-- BEGIN GIVEN INFORMATION --

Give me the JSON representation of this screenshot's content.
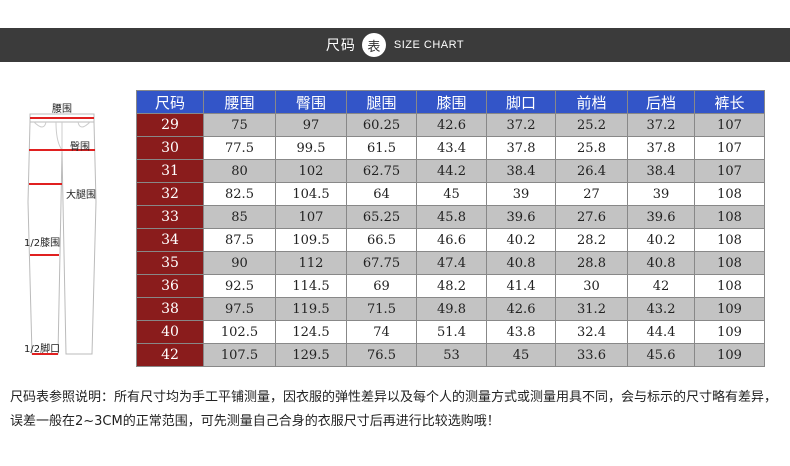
{
  "header": {
    "title_cn": "尺码",
    "title_badge": "表",
    "title_en": "SIZE CHART"
  },
  "diagram": {
    "labels": [
      "腰围",
      "臀围",
      "大腿围",
      "1/2膝围",
      "1/2脚口"
    ]
  },
  "table": {
    "headers": [
      "尺码",
      "腰围",
      "臀围",
      "腿围",
      "膝围",
      "脚口",
      "前档",
      "后档",
      "裤长"
    ],
    "rows": [
      [
        "29",
        "75",
        "97",
        "60.25",
        "42.6",
        "37.2",
        "25.2",
        "37.2",
        "107"
      ],
      [
        "30",
        "77.5",
        "99.5",
        "61.5",
        "43.4",
        "37.8",
        "25.8",
        "37.8",
        "107"
      ],
      [
        "31",
        "80",
        "102",
        "62.75",
        "44.2",
        "38.4",
        "26.4",
        "38.4",
        "107"
      ],
      [
        "32",
        "82.5",
        "104.5",
        "64",
        "45",
        "39",
        "27",
        "39",
        "108"
      ],
      [
        "33",
        "85",
        "107",
        "65.25",
        "45.8",
        "39.6",
        "27.6",
        "39.6",
        "108"
      ],
      [
        "34",
        "87.5",
        "109.5",
        "66.5",
        "46.6",
        "40.2",
        "28.2",
        "40.2",
        "108"
      ],
      [
        "35",
        "90",
        "112",
        "67.75",
        "47.4",
        "40.8",
        "28.8",
        "40.8",
        "108"
      ],
      [
        "36",
        "92.5",
        "114.5",
        "69",
        "48.2",
        "41.4",
        "30",
        "42",
        "108"
      ],
      [
        "38",
        "97.5",
        "119.5",
        "71.5",
        "49.8",
        "42.6",
        "31.2",
        "43.2",
        "109"
      ],
      [
        "40",
        "102.5",
        "124.5",
        "74",
        "51.4",
        "43.8",
        "32.4",
        "44.4",
        "109"
      ],
      [
        "42",
        "107.5",
        "129.5",
        "76.5",
        "53",
        "45",
        "33.6",
        "45.6",
        "109"
      ]
    ]
  },
  "note": "尺码表参照说明：所有尺寸均为手工平铺测量，因衣服的弹性差异以及每个人的测量方式或测量用具不同，会与标示的尺寸略有差异，误差一般在2~3CM的正常范围，可先测量自己合身的衣服尺寸后再进行比较选购哦！",
  "colors": {
    "header_bg": "#3b3b3b",
    "table_header_bg": "#3355c8",
    "size_cell_bg": "#8a1c1c",
    "row_alt_bg": "#c3c3c3",
    "measure_line": "#e02020"
  }
}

-- END GIVEN INFORMATION --

AIM OF THE EXERCISE - Return the records exactly. Don't carry the pictures over.

CORRECT ANSWER -
Give me the JSON representation of this screenshot's content.
{
  "header": {
    "title_cn": "尺码",
    "title_badge": "表",
    "title_en": "SIZE CHART"
  },
  "diagram": {
    "labels": [
      "腰围",
      "臀围",
      "大腿围",
      "1/2膝围",
      "1/2脚口"
    ]
  },
  "table": {
    "headers": [
      "尺码",
      "腰围",
      "臀围",
      "腿围",
      "膝围",
      "脚口",
      "前档",
      "后档",
      "裤长"
    ],
    "rows": [
      [
        "29",
        "75",
        "97",
        "60.25",
        "42.6",
        "37.2",
        "25.2",
        "37.2",
        "107"
      ],
      [
        "30",
        "77.5",
        "99.5",
        "61.5",
        "43.4",
        "37.8",
        "25.8",
        "37.8",
        "107"
      ],
      [
        "31",
        "80",
        "102",
        "62.75",
        "44.2",
        "38.4",
        "26.4",
        "38.4",
        "107"
      ],
      [
        "32",
        "82.5",
        "104.5",
        "64",
        "45",
        "39",
        "27",
        "39",
        "108"
      ],
      [
        "33",
        "85",
        "107",
        "65.25",
        "45.8",
        "39.6",
        "27.6",
        "39.6",
        "108"
      ],
      [
        "34",
        "87.5",
        "109.5",
        "66.5",
        "46.6",
        "40.2",
        "28.2",
        "40.2",
        "108"
      ],
      [
        "35",
        "90",
        "112",
        "67.75",
        "47.4",
        "40.8",
        "28.8",
        "40.8",
        "108"
      ],
      [
        "36",
        "92.5",
        "114.5",
        "69",
        "48.2",
        "41.4",
        "30",
        "42",
        "108"
      ],
      [
        "38",
        "97.5",
        "119.5",
        "71.5",
        "49.8",
        "42.6",
        "31.2",
        "43.2",
        "109"
      ],
      [
        "40",
        "102.5",
        "124.5",
        "74",
        "51.4",
        "43.8",
        "32.4",
        "44.4",
        "109"
      ],
      [
        "42",
        "107.5",
        "129.5",
        "76.5",
        "53",
        "45",
        "33.6",
        "45.6",
        "109"
      ]
    ]
  },
  "note": "尺码表参照说明：所有尺寸均为手工平铺测量，因衣服的弹性差异以及每个人的测量方式或测量用具不同，会与标示的尺寸略有差异，误差一般在2~3CM的正常范围，可先测量自己合身的衣服尺寸后再进行比较选购哦！",
  "colors": {
    "header_bg": "#3b3b3b",
    "table_header_bg": "#3355c8",
    "size_cell_bg": "#8a1c1c",
    "row_alt_bg": "#c3c3c3",
    "measure_line": "#e02020"
  }
}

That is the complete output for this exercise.